[Start Recorded information]

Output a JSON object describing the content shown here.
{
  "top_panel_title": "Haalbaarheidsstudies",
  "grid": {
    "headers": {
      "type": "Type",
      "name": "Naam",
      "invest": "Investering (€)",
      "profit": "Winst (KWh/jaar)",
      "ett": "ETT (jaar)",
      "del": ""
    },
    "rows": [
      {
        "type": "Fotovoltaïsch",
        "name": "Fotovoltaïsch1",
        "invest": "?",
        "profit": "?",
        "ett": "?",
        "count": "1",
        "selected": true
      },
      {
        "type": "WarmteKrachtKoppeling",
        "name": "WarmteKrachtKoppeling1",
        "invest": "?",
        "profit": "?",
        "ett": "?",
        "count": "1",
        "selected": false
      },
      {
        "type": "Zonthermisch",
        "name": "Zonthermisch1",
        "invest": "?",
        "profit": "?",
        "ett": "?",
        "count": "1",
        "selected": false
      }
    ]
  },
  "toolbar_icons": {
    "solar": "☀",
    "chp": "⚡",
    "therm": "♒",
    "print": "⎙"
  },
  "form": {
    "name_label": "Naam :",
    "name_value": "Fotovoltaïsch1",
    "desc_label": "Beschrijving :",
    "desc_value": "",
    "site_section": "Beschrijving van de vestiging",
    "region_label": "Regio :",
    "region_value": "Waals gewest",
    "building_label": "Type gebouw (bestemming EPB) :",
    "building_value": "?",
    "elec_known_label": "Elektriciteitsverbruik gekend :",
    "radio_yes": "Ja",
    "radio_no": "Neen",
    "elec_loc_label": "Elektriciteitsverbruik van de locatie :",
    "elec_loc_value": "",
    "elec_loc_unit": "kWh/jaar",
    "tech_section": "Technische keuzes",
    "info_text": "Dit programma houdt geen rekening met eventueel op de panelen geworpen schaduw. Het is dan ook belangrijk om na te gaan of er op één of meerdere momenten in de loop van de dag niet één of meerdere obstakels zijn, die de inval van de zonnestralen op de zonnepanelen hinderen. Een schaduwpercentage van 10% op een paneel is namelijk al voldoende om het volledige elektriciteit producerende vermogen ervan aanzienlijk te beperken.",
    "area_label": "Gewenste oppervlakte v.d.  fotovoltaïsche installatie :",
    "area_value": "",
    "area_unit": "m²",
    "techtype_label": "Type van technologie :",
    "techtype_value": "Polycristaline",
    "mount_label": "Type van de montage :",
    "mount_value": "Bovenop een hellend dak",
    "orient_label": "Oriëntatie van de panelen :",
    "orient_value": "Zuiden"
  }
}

[End Recorded information]

#### What to do:
Extract every record and return it verbatim.

#### Output of the exercise:
Output a JSON object describing the content shown here.
{
  "top_panel_title": "Haalbaarheidsstudies",
  "grid": {
    "headers": {
      "type": "Type",
      "name": "Naam",
      "invest": "Investering (€)",
      "profit": "Winst (KWh/jaar)",
      "ett": "ETT (jaar)",
      "del": ""
    },
    "rows": [
      {
        "type": "Fotovoltaïsch",
        "name": "Fotovoltaïsch1",
        "invest": "?",
        "profit": "?",
        "ett": "?",
        "count": "1",
        "selected": true
      },
      {
        "type": "WarmteKrachtKoppeling",
        "name": "WarmteKrachtKoppeling1",
        "invest": "?",
        "profit": "?",
        "ett": "?",
        "count": "1",
        "selected": false
      },
      {
        "type": "Zonthermisch",
        "name": "Zonthermisch1",
        "invest": "?",
        "profit": "?",
        "ett": "?",
        "count": "1",
        "selected": false
      }
    ]
  },
  "toolbar_icons": {
    "solar": "☀",
    "chp": "⚡",
    "therm": "♒",
    "print": "⎙"
  },
  "form": {
    "name_label": "Naam :",
    "name_value": "Fotovoltaïsch1",
    "desc_label": "Beschrijving :",
    "desc_value": "",
    "site_section": "Beschrijving van de vestiging",
    "region_label": "Regio :",
    "region_value": "Waals gewest",
    "building_label": "Type gebouw (bestemming EPB) :",
    "building_value": "?",
    "elec_known_label": "Elektriciteitsverbruik gekend :",
    "radio_yes": "Ja",
    "radio_no": "Neen",
    "elec_loc_label": "Elektriciteitsverbruik van de locatie :",
    "elec_loc_value": "",
    "elec_loc_unit": "kWh/jaar",
    "tech_section": "Technische keuzes",
    "info_text": "Dit programma houdt geen rekening met eventueel op de panelen geworpen schaduw. Het is dan ook belangrijk om na te gaan of er op één of meerdere momenten in de loop van de dag niet één of meerdere obstakels zijn, die de inval van de zonnestralen op de zonnepanelen hinderen. Een schaduwpercentage van 10% op een paneel is namelijk al voldoende om het volledige elektriciteit producerende vermogen ervan aanzienlijk te beperken.",
    "area_label": "Gewenste oppervlakte v.d.  fotovoltaïsche installatie :",
    "area_value": "",
    "area_unit": "m²",
    "techtype_label": "Type van technologie :",
    "techtype_value": "Polycristaline",
    "mount_label": "Type van de montage :",
    "mount_value": "Bovenop een hellend dak",
    "orient_label": "Oriëntatie van de panelen :",
    "orient_value": "Zuiden"
  }
}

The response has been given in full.